EXERCISE: Extract each line from the entries below that has the string "libros" in it.

DATA SUPPLIED:
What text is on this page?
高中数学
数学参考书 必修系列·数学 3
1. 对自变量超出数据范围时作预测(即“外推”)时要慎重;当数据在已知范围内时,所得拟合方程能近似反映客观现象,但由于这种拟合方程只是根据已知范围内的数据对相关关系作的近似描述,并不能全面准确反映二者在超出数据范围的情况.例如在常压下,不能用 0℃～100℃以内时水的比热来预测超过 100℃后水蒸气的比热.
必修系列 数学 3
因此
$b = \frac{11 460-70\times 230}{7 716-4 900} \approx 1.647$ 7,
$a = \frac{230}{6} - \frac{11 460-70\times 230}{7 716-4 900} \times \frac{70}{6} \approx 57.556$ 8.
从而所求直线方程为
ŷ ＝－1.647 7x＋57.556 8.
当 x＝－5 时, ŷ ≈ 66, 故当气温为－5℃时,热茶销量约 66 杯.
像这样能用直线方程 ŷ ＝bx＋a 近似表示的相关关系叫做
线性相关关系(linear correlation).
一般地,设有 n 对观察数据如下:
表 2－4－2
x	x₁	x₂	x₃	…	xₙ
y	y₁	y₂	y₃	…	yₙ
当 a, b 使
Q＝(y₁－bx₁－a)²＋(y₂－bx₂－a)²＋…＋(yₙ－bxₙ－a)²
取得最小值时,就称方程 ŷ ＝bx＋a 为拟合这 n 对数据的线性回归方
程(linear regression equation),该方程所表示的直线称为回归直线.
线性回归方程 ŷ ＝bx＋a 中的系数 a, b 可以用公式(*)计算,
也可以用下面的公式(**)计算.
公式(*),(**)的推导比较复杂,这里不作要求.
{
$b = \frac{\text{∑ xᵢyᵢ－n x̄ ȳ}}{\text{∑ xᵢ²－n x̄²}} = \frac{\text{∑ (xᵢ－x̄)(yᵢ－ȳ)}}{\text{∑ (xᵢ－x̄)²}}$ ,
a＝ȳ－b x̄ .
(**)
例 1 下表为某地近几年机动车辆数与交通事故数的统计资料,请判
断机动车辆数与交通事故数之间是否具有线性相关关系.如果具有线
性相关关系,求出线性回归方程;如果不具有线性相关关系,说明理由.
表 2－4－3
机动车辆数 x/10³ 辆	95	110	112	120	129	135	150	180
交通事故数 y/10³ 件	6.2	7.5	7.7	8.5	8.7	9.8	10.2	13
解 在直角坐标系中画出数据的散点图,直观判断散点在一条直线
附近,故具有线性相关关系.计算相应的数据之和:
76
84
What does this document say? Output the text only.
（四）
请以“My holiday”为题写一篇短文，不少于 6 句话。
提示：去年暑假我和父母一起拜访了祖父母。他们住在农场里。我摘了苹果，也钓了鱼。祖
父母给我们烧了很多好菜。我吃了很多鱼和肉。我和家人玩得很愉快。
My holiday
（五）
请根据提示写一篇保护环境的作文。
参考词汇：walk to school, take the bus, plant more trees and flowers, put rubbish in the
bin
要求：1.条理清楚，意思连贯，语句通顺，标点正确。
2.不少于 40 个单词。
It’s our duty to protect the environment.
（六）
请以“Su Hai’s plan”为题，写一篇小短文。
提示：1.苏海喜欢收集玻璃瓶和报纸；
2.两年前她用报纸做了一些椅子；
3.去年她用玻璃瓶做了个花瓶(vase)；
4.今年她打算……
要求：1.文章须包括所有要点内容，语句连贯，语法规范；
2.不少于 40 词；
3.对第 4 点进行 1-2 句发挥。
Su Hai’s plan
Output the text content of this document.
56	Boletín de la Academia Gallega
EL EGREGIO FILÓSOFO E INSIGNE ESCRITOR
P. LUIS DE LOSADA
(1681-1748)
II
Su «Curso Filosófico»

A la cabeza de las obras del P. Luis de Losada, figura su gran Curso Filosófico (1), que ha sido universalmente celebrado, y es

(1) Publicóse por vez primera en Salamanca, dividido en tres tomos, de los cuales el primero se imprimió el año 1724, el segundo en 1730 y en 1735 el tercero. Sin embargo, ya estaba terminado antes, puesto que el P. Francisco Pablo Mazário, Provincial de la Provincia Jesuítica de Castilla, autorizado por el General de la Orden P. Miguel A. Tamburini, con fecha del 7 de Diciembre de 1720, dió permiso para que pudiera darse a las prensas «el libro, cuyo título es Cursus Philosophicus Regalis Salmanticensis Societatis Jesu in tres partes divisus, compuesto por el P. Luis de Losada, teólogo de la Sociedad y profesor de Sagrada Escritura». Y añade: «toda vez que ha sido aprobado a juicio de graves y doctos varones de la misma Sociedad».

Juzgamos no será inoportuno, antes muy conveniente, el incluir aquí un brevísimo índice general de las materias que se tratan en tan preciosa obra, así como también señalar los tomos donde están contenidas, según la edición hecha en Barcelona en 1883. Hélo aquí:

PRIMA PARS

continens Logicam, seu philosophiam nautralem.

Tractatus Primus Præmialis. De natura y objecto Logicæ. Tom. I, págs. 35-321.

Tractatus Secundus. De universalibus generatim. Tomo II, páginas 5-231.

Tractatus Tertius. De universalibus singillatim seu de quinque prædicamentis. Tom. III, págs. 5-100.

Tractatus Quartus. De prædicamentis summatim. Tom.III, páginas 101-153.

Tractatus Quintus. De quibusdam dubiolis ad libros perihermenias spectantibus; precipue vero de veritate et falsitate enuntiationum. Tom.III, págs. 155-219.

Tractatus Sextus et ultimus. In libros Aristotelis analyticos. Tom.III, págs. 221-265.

THE REPLY:
Tractatus Quintus. De quibusdam dubiolis ad libros perihermenias spectantibus; precipue vero de veritate et falsitate enuntiationum. Tom.III, págs. 155-219.
Tractatus Sextus et ultimus. In libros Aristotelis analyticos. Tom.III, págs. 221-265.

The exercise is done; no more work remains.